▶ _Written task_
Reproduce all entries word for word.

begin Listed entries

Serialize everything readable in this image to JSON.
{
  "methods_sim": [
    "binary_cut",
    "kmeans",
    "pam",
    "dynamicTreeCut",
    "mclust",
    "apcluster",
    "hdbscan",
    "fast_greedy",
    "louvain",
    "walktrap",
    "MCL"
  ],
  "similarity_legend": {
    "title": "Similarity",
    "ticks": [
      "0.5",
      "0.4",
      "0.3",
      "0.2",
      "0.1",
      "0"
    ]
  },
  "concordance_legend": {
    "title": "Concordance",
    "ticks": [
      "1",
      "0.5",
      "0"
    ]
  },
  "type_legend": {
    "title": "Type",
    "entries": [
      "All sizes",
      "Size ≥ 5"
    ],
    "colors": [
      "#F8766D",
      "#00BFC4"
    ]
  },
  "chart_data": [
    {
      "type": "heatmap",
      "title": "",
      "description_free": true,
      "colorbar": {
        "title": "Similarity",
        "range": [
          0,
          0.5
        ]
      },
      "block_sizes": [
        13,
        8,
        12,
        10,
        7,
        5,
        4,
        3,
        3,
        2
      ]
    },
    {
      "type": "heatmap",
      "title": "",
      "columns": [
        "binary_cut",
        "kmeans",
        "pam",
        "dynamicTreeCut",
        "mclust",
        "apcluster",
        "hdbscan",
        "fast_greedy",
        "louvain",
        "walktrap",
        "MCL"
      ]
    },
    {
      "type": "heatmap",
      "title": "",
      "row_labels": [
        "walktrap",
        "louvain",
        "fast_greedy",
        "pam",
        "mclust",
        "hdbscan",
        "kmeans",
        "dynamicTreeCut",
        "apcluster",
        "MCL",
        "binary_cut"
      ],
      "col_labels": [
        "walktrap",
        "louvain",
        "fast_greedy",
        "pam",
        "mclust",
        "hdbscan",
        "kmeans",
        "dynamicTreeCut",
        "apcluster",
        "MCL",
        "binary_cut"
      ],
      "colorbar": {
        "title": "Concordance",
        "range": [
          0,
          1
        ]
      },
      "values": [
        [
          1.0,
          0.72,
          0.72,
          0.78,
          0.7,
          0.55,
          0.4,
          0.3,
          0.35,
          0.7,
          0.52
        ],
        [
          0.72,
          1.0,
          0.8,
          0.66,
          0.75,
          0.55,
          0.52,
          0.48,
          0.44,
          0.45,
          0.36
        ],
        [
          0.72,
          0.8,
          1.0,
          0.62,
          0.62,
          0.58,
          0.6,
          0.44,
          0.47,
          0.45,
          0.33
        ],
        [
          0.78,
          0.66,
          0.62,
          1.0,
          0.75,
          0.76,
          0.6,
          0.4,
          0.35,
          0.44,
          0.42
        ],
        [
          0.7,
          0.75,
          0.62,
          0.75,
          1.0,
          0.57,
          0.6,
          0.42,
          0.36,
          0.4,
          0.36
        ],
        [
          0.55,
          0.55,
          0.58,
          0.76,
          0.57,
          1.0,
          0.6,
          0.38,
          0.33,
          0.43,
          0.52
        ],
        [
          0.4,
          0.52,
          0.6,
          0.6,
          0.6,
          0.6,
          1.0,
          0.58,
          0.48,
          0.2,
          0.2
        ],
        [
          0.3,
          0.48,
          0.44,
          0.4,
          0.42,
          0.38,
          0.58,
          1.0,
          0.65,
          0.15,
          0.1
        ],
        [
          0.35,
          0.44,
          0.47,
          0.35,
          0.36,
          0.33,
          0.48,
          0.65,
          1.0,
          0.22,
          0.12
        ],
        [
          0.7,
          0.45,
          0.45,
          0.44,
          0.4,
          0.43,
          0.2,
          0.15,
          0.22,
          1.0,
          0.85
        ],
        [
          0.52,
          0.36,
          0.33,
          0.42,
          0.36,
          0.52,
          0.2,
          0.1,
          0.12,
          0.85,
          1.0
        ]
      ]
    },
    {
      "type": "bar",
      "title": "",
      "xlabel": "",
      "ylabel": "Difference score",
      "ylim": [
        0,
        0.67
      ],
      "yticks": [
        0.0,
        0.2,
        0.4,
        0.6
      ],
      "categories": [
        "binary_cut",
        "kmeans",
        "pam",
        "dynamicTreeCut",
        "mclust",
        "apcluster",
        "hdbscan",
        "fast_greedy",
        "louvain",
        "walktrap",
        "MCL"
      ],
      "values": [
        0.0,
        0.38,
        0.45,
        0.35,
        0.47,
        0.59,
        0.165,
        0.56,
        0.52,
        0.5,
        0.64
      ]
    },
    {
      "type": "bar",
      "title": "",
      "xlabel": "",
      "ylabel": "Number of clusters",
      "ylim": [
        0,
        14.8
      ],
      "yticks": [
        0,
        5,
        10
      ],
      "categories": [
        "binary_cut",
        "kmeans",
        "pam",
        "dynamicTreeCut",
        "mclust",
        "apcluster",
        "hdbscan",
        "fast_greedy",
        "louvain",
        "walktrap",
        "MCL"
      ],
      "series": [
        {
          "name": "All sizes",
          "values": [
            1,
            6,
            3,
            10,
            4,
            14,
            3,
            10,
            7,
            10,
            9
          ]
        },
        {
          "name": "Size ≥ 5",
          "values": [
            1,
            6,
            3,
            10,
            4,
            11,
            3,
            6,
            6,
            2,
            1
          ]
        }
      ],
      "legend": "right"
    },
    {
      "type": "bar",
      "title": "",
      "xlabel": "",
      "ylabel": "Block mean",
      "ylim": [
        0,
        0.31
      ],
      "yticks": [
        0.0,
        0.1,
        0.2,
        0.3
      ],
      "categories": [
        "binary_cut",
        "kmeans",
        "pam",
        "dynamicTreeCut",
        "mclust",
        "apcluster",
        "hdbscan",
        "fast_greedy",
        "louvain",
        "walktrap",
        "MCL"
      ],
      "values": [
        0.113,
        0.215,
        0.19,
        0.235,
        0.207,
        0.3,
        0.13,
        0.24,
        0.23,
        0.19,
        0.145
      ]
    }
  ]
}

end Listed entries

▶ _Complete answer_
Serialize everything readable in this image to JSON.
{
  "methods_sim": [
    "binary_cut",
    "kmeans",
    "pam",
    "dynamicTreeCut",
    "mclust",
    "apcluster",
    "hdbscan",
    "fast_greedy",
    "louvain",
    "walktrap",
    "MCL"
  ],
  "similarity_legend": {
    "title": "Similarity",
    "ticks": [
      "0.5",
      "0.4",
      "0.3",
      "0.2",
      "0.1",
      "0"
    ]
  },
  "concordance_legend": {
    "title": "Concordance",
    "ticks": [
      "1",
      "0.5",
      "0"
    ]
  },
  "type_legend": {
    "title": "Type",
    "entries": [
      "All sizes",
      "Size ≥ 5"
    ],
    "colors": [
      "#F8766D",
      "#00BFC4"
    ]
  },
  "chart_data": [
    {
      "type": "heatmap",
      "title": "",
      "description_free": true,
      "colorbar": {
        "title": "Similarity",
        "range": [
          0,
          0.5
        ]
      },
      "block_sizes": [
        13,
        8,
        12,
        10,
        7,
        5,
        4,
        3,
        3,
        2
      ]
    },
    {
      "type": "heatmap",
      "title": "",
      "columns": [
        "binary_cut",
        "kmeans",
        "pam",
        "dynamicTreeCut",
        "mclust",
        "apcluster",
        "hdbscan",
        "fast_greedy",
        "louvain",
        "walktrap",
        "MCL"
      ]
    },
    {
      "type": "heatmap",
      "title": "",
      "row_labels": [
        "walktrap",
        "louvain",
        "fast_greedy",
        "pam",
        "mclust",
        "hdbscan",
        "kmeans",
        "dynamicTreeCut",
        "apcluster",
        "MCL",
        "binary_cut"
      ],
      "col_labels": [
        "walktrap",
        "louvain",
        "fast_greedy",
        "pam",
        "mclust",
        "hdbscan",
        "kmeans",
        "dynamicTreeCut",
        "apcluster",
        "MCL",
        "binary_cut"
      ],
      "colorbar": {
        "title": "Concordance",
        "range": [
          0,
          1
        ]
      },
      "values": [
        [
          1.0,
          0.72,
          0.72,
          0.78,
          0.7,
          0.55,
          0.4,
          0.3,
          0.35,
          0.7,
          0.52
        ],
        [
          0.72,
          1.0,
          0.8,
          0.66,
          0.75,
          0.55,
          0.52,
          0.48,
          0.44,
          0.45,
          0.36
        ],
        [
          0.72,
          0.8,
          1.0,
          0.62,
          0.62,
          0.58,
          0.6,
          0.44,
          0.47,
          0.45,
          0.33
        ],
        [
          0.78,
          0.66,
          0.62,
          1.0,
          0.75,
          0.76,
          0.6,
          0.4,
          0.35,
          0.44,
          0.42
        ],
        [
          0.7,
          0.75,
          0.62,
          0.75,
          1.0,
          0.57,
          0.6,
          0.42,
          0.36,
          0.4,
          0.36
        ],
        [
          0.55,
          0.55,
          0.58,
          0.76,
          0.57,
          1.0,
          0.6,
          0.38,
          0.33,
          0.43,
          0.52
        ],
        [
          0.4,
          0.52,
          0.6,
          0.6,
          0.6,
          0.6,
          1.0,
          0.58,
          0.48,
          0.2,
          0.2
        ],
        [
          0.3,
          0.48,
          0.44,
          0.4,
          0.42,
          0.38,
          0.58,
          1.0,
          0.65,
          0.15,
          0.1
        ],
        [
          0.35,
          0.44,
          0.47,
          0.35,
          0.36,
          0.33,
          0.48,
          0.65,
          1.0,
          0.22,
          0.12
        ],
        [
          0.7,
          0.45,
          0.45,
          0.44,
          0.4,
          0.43,
          0.2,
          0.15,
          0.22,
          1.0,
          0.85
        ],
        [
          0.52,
          0.36,
          0.33,
          0.42,
          0.36,
          0.52,
          0.2,
          0.1,
          0.12,
          0.85,
          1.0
        ]
      ]
    },
    {
      "type": "bar",
      "title": "",
      "xlabel": "",
      "ylabel": "Difference score",
      "ylim": [
        0,
        0.67
      ],
      "yticks": [
        0.0,
        0.2,
        0.4,
        0.6
      ],
      "categories": [
        "binary_cut",
        "kmeans",
        "pam",
        "dynamicTreeCut",
        "mclust",
        "apcluster",
        "hdbscan",
        "fast_greedy",
        "louvain",
        "walktrap",
        "MCL"
      ],
      "values": [
        0.0,
        0.38,
        0.45,
        0.35,
        0.47,
        0.59,
        0.165,
        0.56,
        0.52,
        0.5,
        0.64
      ]
    },
    {
      "type": "bar",
      "title": "",
      "xlabel": "",
      "ylabel": "Number of clusters",
      "ylim": [
        0,
        14.8
      ],
      "yticks": [
        0,
        5,
        10
      ],
      "categories": [
        "binary_cut",
        "kmeans",
        "pam",
        "dynamicTreeCut",
        "mclust",
        "apcluster",
        "hdbscan",
        "fast_greedy",
        "louvain",
        "walktrap",
        "MCL"
      ],
      "series": [
        {
          "name": "All sizes",
          "values": [
            1,
            6,
            3,
            10,
            4,
            14,
            3,
            10,
            7,
            10,
            9
          ]
        },
        {
          "name": "Size ≥ 5",
          "values": [
            1,
            6,
            3,
            10,
            4,
            11,
            3,
            6,
            6,
            2,
            1
          ]
        }
      ],
      "legend": "right"
    },
    {
      "type": "bar",
      "title": "",
      "xlabel": "",
      "ylabel": "Block mean",
      "ylim": [
        0,
        0.31
      ],
      "yticks": [
        0.0,
        0.1,
        0.2,
        0.3
      ],
      "categories": [
        "binary_cut",
        "kmeans",
        "pam",
        "dynamicTreeCut",
        "mclust",
        "apcluster",
        "hdbscan",
        "fast_greedy",
        "louvain",
        "walktrap",
        "MCL"
      ],
      "values": [
        0.113,
        0.215,
        0.19,
        0.235,
        0.207,
        0.3,
        0.13,
        0.24,
        0.23,
        0.19,
        0.145
      ]
    }
  ]
}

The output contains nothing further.